*EXERCISE SET*.
- a) List every surface treatment that the passage on adhesive tape separators gives as an example for the resin base material film.
- b) Carry the passage on adhesive tape separators forward from its final sentence.

*READING TEXT*.

The pressure-sensitive adhesive tape may include a separator in order to, for example, protect the pressure-sensitive adhesive layer. The thickness of the separator is preferably from 5 μm to 250 μm because the effects of the present invention can be further expressed.
The separator includes a resin base material film.
Examples of the resin base material film include: a plastic film including a polyester-based resin, such as polyethylene terephthalate (PET), polyethylene naphthalate (PEN), or polybutylene terephthalate (PBT); a plastic film including an olefin-based resin containing an α-olefin as a monomer component, such as polyethylene (PE), polypropylene (PP), polymethylpentene (PMP), an ethylene-propylene copolymer, or an ethylene-vinyl acetate copolymer (EVA); a plastic film including polyvinyl chloride (PVC); a plastic film including a vinyl acetate-based resin; a plastic film including polycarbonate (PC); a plastic film including polyphenylene sulfide (PPS); a plastic film including an amide-based resin, such as polyamide (nylon) or wholly aromatic polyamide (aramid); a plastic film including a polyimide-based resin; a plastic film including polyether ether ketone (PEEK); a plastic film including an olefin-based resin, such as polyethylene (PE) or polypropylene (PP); a plastic film including a fluorine-based resin, such as polytetrafluoroethylene, polychlorotrifluoroethylene, polyvinyl fluoride, polyvinylidene fluoride, a tetrafluoroethylene-hexafluoropropylene copolymer, or a chlorofluoroethylene-vinylidene fluoride copolymer; and triacetyl cellulose (TAC).
The number of the resin base material films may be only one, or two or more. The resin base material film may be stretched.
The resin base material film may be subjected to surface treatment. Examples of the surface treatment include corona treatment, plasma treatment, chromic acid treatment, ozone exposure, flame exposure, high-voltage electric shock exposure, ionizing radiation treatment, and coating treatment with an undercoating agent.
The resin base material film may contain any appropriate additive to the extent that the effects of the present invention are not impaired.
The separator may have a release layer for increasing its peelability from the pressure-sensitive adhesive layer. When the separator has the release layer, the release layer side thereof is directly laminated on the pressure-sensitive adhesive layer.
Any appropriate formation material may be adopted as a formation material for the release layer to the extent that the effects of the present invention are not impaired. Examples of such formation material include a silicone-based release agent, a fluorine-based release agent, a long-chain alkyl-based release agent, and a fatty acid amide-based release agent. Of those, a silicone-based release agent is preferred. The release layer may be formed as an applied layer.

Source data:

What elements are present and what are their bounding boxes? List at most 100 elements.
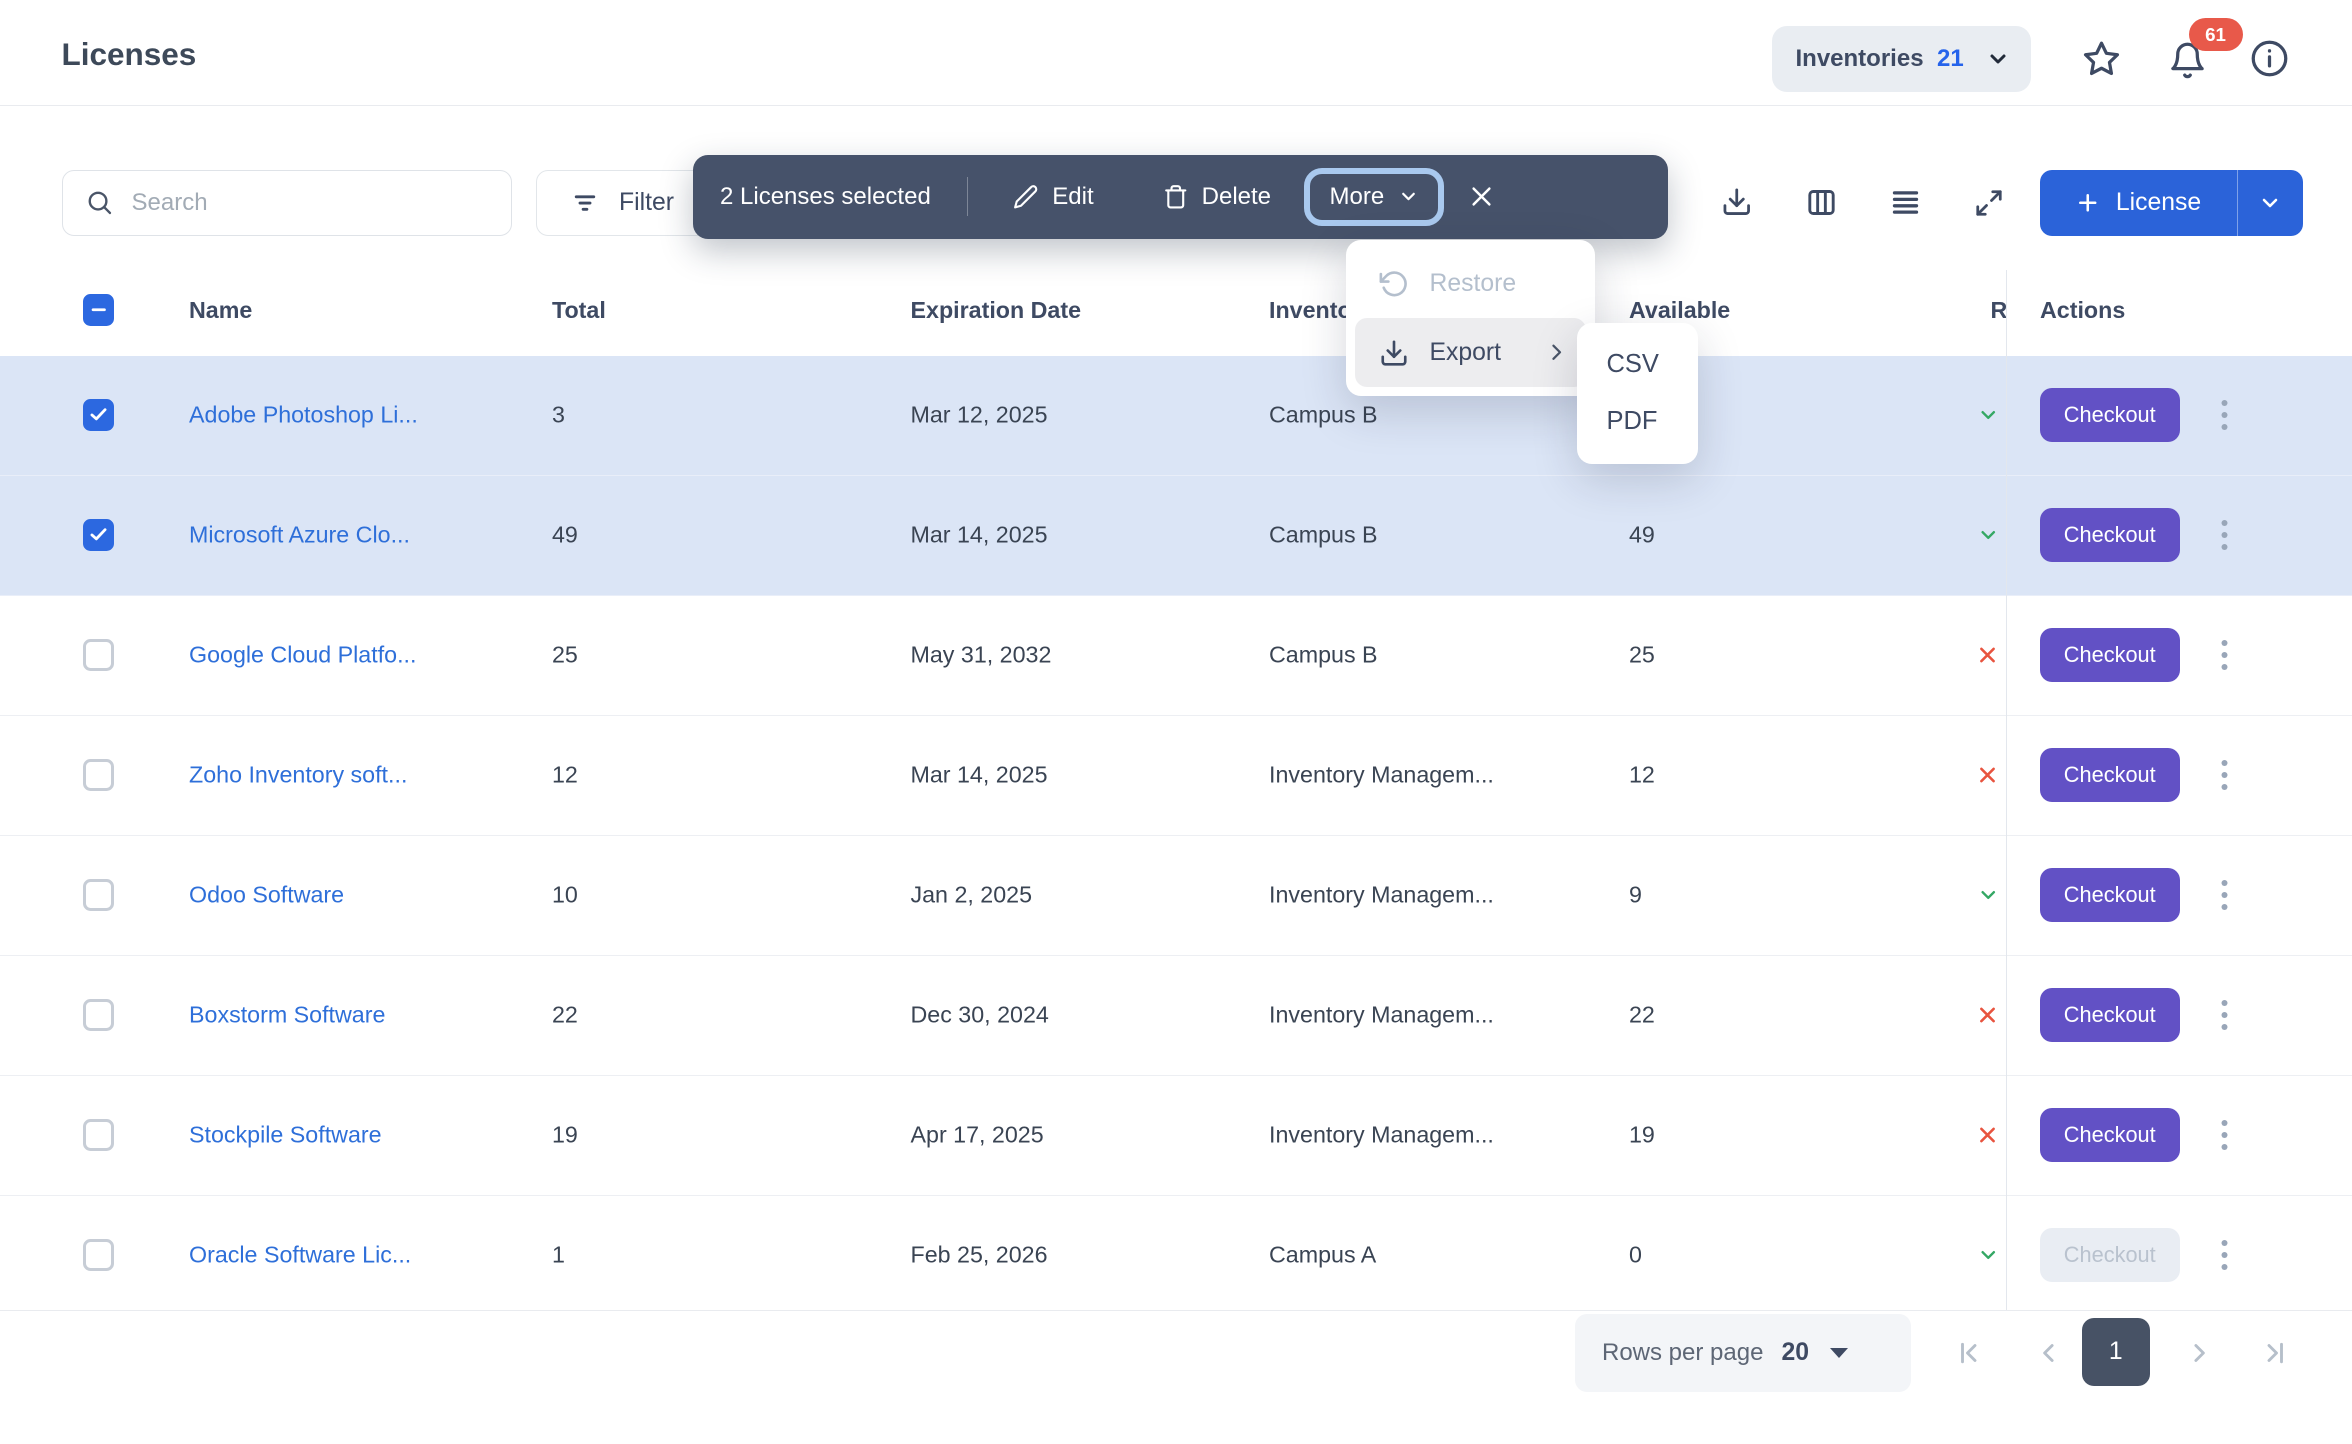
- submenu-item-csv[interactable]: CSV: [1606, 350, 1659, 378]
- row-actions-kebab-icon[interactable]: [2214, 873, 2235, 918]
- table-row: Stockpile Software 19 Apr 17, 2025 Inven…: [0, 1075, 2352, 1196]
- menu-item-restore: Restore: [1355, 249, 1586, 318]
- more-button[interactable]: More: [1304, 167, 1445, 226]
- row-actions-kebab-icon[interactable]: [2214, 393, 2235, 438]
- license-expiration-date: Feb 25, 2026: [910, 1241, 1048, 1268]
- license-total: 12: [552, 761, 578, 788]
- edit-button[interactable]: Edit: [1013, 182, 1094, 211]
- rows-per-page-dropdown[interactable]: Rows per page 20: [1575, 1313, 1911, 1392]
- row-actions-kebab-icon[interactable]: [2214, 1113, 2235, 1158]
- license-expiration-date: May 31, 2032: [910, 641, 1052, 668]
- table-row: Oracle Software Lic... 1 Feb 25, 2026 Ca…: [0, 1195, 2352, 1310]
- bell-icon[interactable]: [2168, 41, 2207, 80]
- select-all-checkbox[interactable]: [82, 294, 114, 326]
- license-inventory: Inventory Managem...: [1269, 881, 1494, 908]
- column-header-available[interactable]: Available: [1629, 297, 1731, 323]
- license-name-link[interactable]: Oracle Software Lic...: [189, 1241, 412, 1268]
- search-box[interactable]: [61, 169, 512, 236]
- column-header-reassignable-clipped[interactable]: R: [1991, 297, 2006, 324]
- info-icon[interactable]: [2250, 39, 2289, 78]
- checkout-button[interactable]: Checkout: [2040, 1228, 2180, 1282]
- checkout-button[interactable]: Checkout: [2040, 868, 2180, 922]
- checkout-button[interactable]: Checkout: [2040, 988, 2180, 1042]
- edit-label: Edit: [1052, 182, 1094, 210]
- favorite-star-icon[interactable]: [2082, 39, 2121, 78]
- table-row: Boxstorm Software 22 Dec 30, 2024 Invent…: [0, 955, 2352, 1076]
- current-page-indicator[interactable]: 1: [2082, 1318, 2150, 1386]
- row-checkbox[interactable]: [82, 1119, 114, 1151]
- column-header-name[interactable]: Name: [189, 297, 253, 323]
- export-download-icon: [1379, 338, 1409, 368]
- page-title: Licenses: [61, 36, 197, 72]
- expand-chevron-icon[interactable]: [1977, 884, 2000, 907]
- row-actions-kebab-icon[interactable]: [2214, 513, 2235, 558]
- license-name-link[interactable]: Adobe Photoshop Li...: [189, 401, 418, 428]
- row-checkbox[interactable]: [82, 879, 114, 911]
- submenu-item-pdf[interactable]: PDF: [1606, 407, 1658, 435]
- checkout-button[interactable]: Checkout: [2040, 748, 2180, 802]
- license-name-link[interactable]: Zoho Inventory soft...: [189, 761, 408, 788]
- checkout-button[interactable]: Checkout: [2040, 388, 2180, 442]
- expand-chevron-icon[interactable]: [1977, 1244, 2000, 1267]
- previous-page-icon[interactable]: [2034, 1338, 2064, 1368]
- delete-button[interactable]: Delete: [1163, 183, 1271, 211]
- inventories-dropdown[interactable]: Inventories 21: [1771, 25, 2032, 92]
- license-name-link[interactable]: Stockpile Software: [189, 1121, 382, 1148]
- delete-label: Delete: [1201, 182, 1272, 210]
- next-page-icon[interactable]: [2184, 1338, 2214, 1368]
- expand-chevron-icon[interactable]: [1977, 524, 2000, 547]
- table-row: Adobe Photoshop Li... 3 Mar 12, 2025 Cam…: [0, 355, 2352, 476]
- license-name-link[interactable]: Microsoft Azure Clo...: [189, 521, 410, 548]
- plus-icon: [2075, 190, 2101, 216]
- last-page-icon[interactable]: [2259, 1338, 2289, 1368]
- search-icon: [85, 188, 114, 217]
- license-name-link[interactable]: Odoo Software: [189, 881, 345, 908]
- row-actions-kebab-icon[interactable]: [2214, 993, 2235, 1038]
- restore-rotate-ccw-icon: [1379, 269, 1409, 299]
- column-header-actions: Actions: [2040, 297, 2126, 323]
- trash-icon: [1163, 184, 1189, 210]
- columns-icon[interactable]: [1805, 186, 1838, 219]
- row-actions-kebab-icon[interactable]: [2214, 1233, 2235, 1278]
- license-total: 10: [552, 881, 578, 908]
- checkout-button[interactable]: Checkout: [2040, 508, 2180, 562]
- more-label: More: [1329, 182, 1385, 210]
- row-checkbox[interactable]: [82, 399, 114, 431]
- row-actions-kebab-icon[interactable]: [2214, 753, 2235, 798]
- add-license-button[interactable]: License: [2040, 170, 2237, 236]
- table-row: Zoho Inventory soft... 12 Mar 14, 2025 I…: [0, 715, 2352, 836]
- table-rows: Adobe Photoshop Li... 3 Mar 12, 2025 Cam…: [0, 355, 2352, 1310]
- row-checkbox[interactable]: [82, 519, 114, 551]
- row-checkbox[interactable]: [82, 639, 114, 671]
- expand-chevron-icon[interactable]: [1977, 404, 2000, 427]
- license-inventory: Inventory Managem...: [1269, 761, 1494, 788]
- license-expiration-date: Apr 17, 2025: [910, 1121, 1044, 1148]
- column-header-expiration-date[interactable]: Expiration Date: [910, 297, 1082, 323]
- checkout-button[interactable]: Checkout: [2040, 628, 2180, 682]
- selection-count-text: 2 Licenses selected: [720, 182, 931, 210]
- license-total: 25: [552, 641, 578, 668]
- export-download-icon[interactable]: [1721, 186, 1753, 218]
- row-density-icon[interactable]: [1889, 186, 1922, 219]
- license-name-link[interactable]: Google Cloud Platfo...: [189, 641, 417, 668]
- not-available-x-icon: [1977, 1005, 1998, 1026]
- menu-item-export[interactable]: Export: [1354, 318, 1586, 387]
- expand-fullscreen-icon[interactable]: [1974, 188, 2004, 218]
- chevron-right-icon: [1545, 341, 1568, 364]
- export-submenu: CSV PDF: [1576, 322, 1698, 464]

*WRITTEN ANSWERS*.
- a) Corona treatment, plasma treatment, chromic acid treatment, ozone exposure, flame exposure, high-voltage electric shock exposure, ionizing radiation treatment, and coating treatment with an undercoating agent.

- b)
Any appropriate thickness may be adopted as the thickness of the release layer depending on purposes to the extent that the effects of the present invention are not impaired. Such thickness is preferably from 10 nm to 2,000 nm.
The number of the release layers may be only one, or two or more.
As a silicone-based release layer, there is given, for example, an addition reaction-type silicone resin. Specific examples of the addition reaction-type silicone resin include: KS-774, KS-775, KS-778, KS-779H, KS-847H, and KS-847T manufactured by Shin-Etsu Chemical Co., Ltd.; TPR-6700, TPR-6710, and TPR-6721 manufactured by Toshiba Silicone Co., Ltd.; and SD7220 and SD7226 manufactured by Dow Corning Toray Co., Ltd. The application amount of the silicone-based release layer (after its drying) is preferably from 0.01 g/m²to 2 g/m², more preferably from 0.01 g/m²to 1 g/m², still more preferably from 0.01 g/m²to 0.5 g/m².
The release layer may be formed by, for example, applying the above-mentioned formation material onto any appropriate layer by a hitherto known application method, such as reverse gravure coating, bar coating, or die coating, and then curing the formation material through heat treatment, which is typically performed at from about 120° C. to about 200° C. In addition, as required, the heat treatment and active energy ray irradiation such as UV irradiation may be used in combination.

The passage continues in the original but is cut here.